* _DIRECTIVE_:
Write out all the lines again, precisely as they stand, but without the images.

* Start EXTRACTED MATERIAL *

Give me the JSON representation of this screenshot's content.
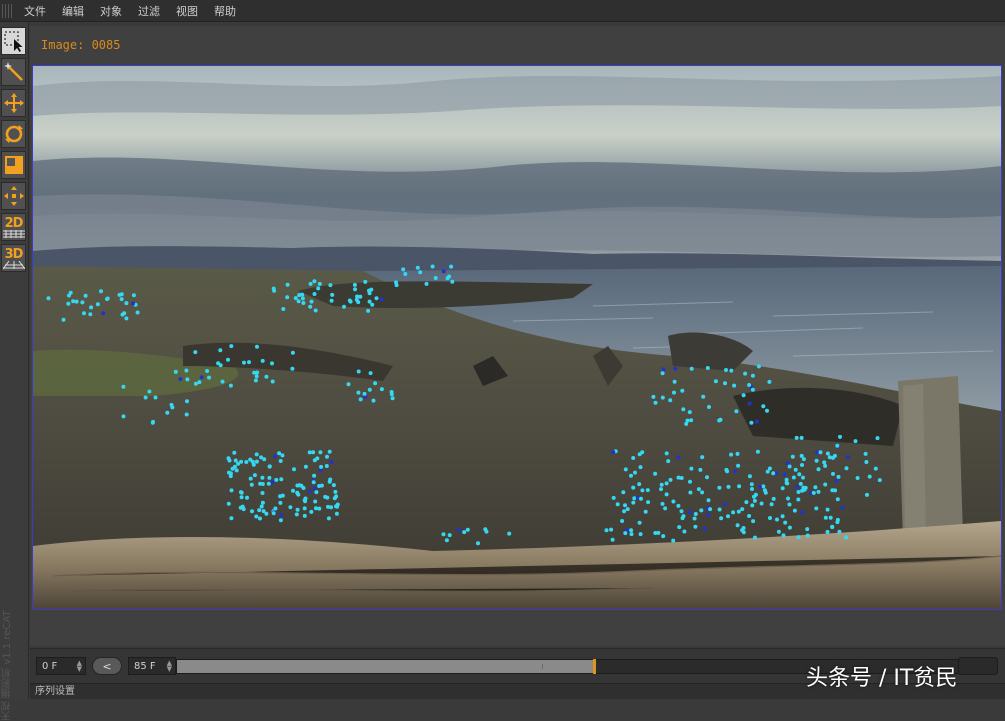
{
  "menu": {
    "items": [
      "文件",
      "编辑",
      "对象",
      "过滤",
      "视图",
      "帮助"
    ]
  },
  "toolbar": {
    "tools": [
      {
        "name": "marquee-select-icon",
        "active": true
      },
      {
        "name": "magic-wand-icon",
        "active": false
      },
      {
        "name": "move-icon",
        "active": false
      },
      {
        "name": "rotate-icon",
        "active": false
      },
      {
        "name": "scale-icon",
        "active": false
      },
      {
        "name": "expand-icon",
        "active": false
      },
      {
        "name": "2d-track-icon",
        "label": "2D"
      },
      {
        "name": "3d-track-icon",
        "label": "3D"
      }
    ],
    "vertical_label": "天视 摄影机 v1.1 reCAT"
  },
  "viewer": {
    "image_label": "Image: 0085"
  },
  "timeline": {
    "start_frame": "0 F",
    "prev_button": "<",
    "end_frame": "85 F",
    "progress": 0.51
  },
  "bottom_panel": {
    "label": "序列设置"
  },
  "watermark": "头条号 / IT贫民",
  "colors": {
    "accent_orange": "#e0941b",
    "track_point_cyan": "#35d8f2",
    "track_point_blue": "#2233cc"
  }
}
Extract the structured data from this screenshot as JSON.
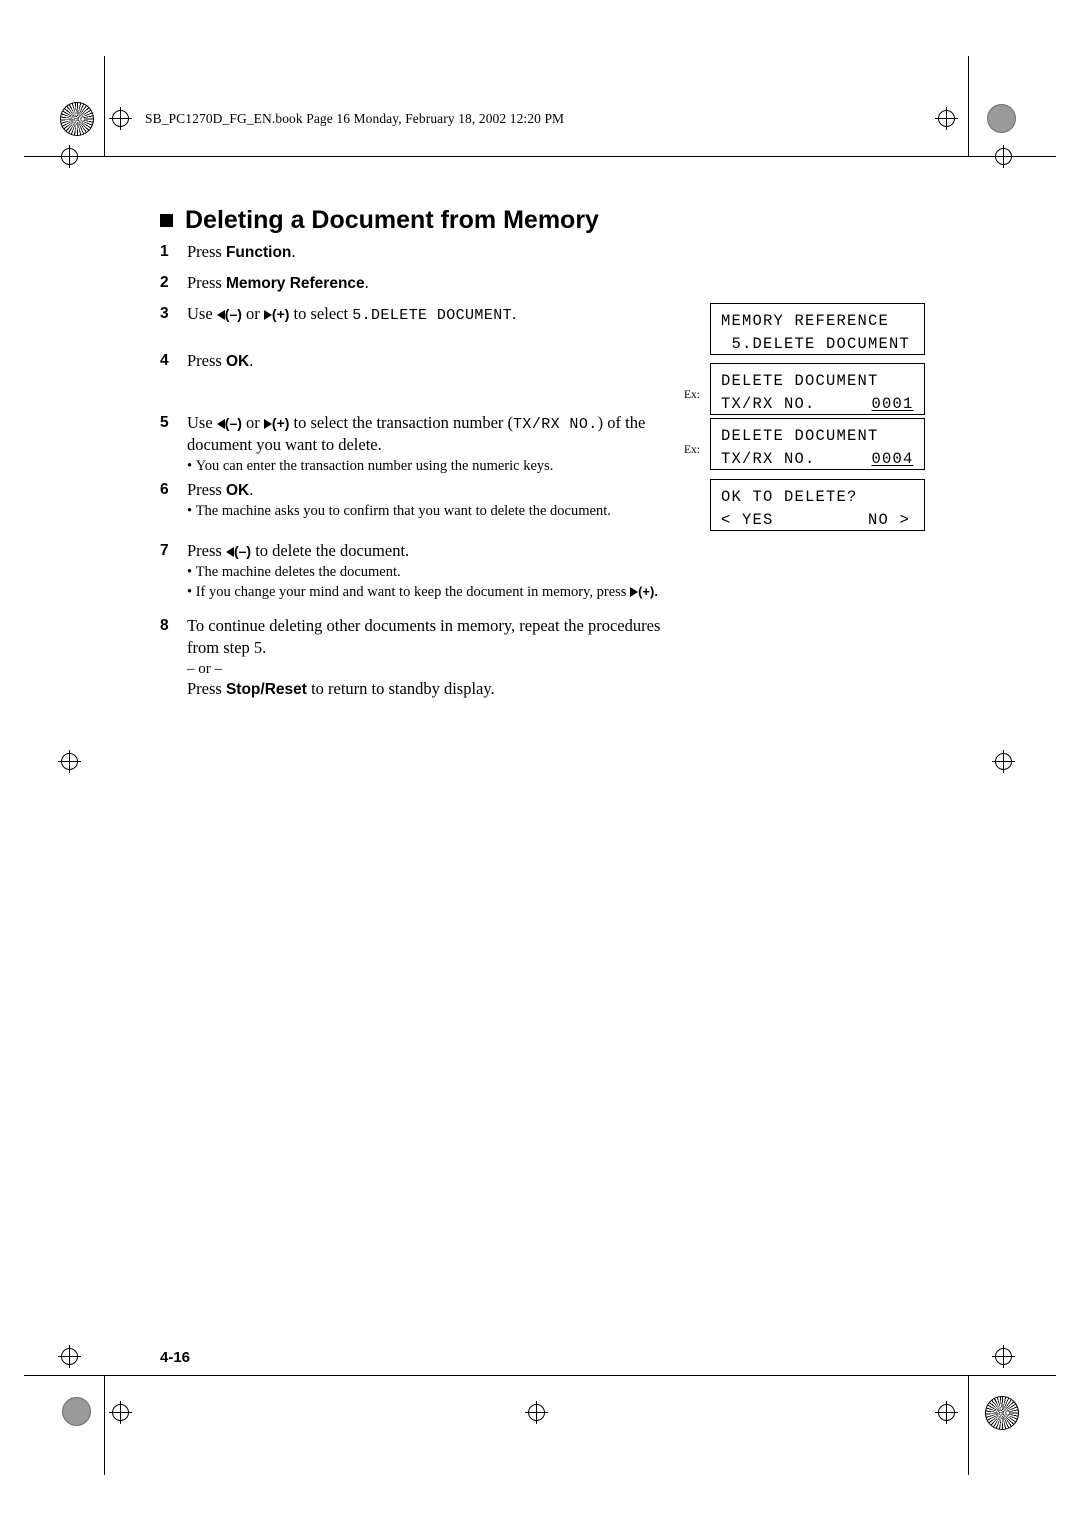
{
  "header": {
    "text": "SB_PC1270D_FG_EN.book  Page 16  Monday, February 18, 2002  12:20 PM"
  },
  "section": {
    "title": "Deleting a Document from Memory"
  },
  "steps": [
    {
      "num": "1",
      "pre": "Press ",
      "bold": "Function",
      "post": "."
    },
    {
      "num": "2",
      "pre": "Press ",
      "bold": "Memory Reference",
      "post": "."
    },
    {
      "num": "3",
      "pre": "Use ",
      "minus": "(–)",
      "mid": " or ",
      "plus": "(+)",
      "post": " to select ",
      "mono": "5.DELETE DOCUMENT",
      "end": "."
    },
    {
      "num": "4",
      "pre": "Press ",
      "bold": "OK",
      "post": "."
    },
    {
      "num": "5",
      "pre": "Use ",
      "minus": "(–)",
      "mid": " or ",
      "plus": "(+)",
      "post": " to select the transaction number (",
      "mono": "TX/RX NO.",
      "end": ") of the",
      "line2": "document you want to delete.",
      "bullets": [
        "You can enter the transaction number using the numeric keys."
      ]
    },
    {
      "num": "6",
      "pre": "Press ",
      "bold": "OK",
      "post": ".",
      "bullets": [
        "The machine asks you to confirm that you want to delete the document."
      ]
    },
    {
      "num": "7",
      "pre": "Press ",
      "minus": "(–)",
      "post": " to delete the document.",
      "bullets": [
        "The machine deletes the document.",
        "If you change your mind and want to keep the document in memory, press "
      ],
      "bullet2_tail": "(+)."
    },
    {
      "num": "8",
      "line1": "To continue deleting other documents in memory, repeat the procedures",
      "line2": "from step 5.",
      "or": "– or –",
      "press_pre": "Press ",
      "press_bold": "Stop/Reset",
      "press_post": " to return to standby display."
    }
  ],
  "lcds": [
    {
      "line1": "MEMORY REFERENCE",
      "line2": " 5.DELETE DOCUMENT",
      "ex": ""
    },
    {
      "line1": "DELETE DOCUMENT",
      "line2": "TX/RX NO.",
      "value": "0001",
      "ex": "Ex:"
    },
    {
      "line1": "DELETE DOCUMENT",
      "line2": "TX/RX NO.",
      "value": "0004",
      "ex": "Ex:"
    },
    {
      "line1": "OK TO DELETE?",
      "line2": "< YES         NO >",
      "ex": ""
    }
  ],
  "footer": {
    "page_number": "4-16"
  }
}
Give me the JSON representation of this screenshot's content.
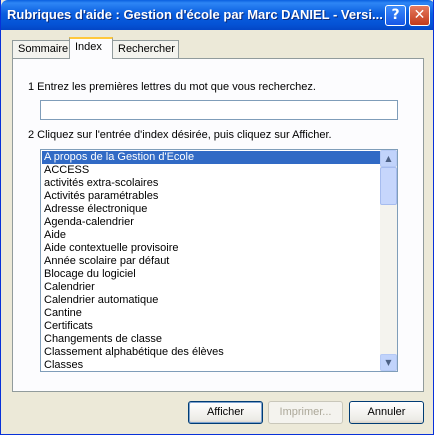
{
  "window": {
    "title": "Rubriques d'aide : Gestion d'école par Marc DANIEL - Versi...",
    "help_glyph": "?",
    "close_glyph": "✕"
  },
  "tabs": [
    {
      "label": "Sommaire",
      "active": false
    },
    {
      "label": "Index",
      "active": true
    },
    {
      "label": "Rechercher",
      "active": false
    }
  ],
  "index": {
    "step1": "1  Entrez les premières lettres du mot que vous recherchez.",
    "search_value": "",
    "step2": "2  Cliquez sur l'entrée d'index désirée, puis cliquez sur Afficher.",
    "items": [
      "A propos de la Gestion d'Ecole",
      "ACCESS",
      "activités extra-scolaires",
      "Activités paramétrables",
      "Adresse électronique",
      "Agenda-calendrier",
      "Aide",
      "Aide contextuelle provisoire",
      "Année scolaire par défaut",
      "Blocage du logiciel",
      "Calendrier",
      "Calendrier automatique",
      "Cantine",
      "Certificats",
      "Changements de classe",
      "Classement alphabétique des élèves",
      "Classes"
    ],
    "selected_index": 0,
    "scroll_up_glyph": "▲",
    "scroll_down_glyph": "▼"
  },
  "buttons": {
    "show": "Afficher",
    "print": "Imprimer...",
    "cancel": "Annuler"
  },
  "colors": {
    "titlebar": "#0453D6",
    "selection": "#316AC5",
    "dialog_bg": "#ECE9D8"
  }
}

* End EXTRACTED MATERIAL *

* _THE REPLY_:
Give me the JSON representation of this screenshot's content.
{
  "menu": {
    "items": [
      "文件",
      "编辑",
      "对象",
      "过滤",
      "视图",
      "帮助"
    ]
  },
  "toolbar": {
    "tools": [
      {
        "name": "marquee-select-icon",
        "active": true
      },
      {
        "name": "magic-wand-icon",
        "active": false
      },
      {
        "name": "move-icon",
        "active": false
      },
      {
        "name": "rotate-icon",
        "active": false
      },
      {
        "name": "scale-icon",
        "active": false
      },
      {
        "name": "expand-icon",
        "active": false
      },
      {
        "name": "2d-track-icon",
        "label": "2D"
      },
      {
        "name": "3d-track-icon",
        "label": "3D"
      }
    ],
    "vertical_label": "天视 摄影机 v1.1 reCAT"
  },
  "viewer": {
    "image_label": "Image: 0085"
  },
  "timeline": {
    "start_frame": "0 F",
    "prev_button": "<",
    "end_frame": "85 F",
    "progress": 0.51
  },
  "bottom_panel": {
    "label": "序列设置"
  },
  "watermark": "头条号 / IT贫民",
  "colors": {
    "accent_orange": "#e0941b",
    "track_point_cyan": "#35d8f2",
    "track_point_blue": "#2233cc"
  }
}
Extract the structured data from this screenshot as JSON.
{
  "header": {
    "text": "SB_PC1270D_FG_EN.book  Page 16  Monday, February 18, 2002  12:20 PM"
  },
  "section": {
    "title": "Deleting a Document from Memory"
  },
  "steps": [
    {
      "num": "1",
      "pre": "Press ",
      "bold": "Function",
      "post": "."
    },
    {
      "num": "2",
      "pre": "Press ",
      "bold": "Memory Reference",
      "post": "."
    },
    {
      "num": "3",
      "pre": "Use ",
      "minus": "(–)",
      "mid": " or ",
      "plus": "(+)",
      "post": " to select ",
      "mono": "5.DELETE DOCUMENT",
      "end": "."
    },
    {
      "num": "4",
      "pre": "Press ",
      "bold": "OK",
      "post": "."
    },
    {
      "num": "5",
      "pre": "Use ",
      "minus": "(–)",
      "mid": " or ",
      "plus": "(+)",
      "post": " to select the transaction number (",
      "mono": "TX/RX NO.",
      "end": ") of the",
      "line2": "document you want to delete.",
      "bullets": [
        "You can enter the transaction number using the numeric keys."
      ]
    },
    {
      "num": "6",
      "pre": "Press ",
      "bold": "OK",
      "post": ".",
      "bullets": [
        "The machine asks you to confirm that you want to delete the document."
      ]
    },
    {
      "num": "7",
      "pre": "Press ",
      "minus": "(–)",
      "post": " to delete the document.",
      "bullets": [
        "The machine deletes the document.",
        "If you change your mind and want to keep the document in memory, press "
      ],
      "bullet2_tail": "(+)."
    },
    {
      "num": "8",
      "line1": "To continue deleting other documents in memory, repeat the procedures",
      "line2": "from step 5.",
      "or": "– or –",
      "press_pre": "Press ",
      "press_bold": "Stop/Reset",
      "press_post": " to return to standby display."
    }
  ],
  "lcds": [
    {
      "line1": "MEMORY REFERENCE",
      "line2": " 5.DELETE DOCUMENT",
      "ex": ""
    },
    {
      "line1": "DELETE DOCUMENT",
      "line2": "TX/RX NO.",
      "value": "0001",
      "ex": "Ex:"
    },
    {
      "line1": "DELETE DOCUMENT",
      "line2": "TX/RX NO.",
      "value": "0004",
      "ex": "Ex:"
    },
    {
      "line1": "OK TO DELETE?",
      "line2": "< YES         NO >",
      "ex": ""
    }
  ],
  "footer": {
    "page_number": "4-16"
  }
}
Give me the JSON representation of this screenshot's content.
{
  "window": {
    "title": "Rubriques d'aide : Gestion d'école par Marc DANIEL - Versi...",
    "help_glyph": "?",
    "close_glyph": "✕"
  },
  "tabs": [
    {
      "label": "Sommaire",
      "active": false
    },
    {
      "label": "Index",
      "active": true
    },
    {
      "label": "Rechercher",
      "active": false
    }
  ],
  "index": {
    "step1": "1  Entrez les premières lettres du mot que vous recherchez.",
    "search_value": "",
    "step2": "2  Cliquez sur l'entrée d'index désirée, puis cliquez sur Afficher.",
    "items": [
      "A propos de la Gestion d'Ecole",
      "ACCESS",
      "activités extra-scolaires",
      "Activités paramétrables",
      "Adresse électronique",
      "Agenda-calendrier",
      "Aide",
      "Aide contextuelle provisoire",
      "Année scolaire par défaut",
      "Blocage du logiciel",
      "Calendrier",
      "Calendrier automatique",
      "Cantine",
      "Certificats",
      "Changements de classe",
      "Classement alphabétique des élèves",
      "Classes"
    ],
    "selected_index": 0,
    "scroll_up_glyph": "▲",
    "scroll_down_glyph": "▼"
  },
  "buttons": {
    "show": "Afficher",
    "print": "Imprimer...",
    "cancel": "Annuler"
  },
  "colors": {
    "titlebar": "#0453D6",
    "selection": "#316AC5",
    "dialog_bg": "#ECE9D8"
  }
}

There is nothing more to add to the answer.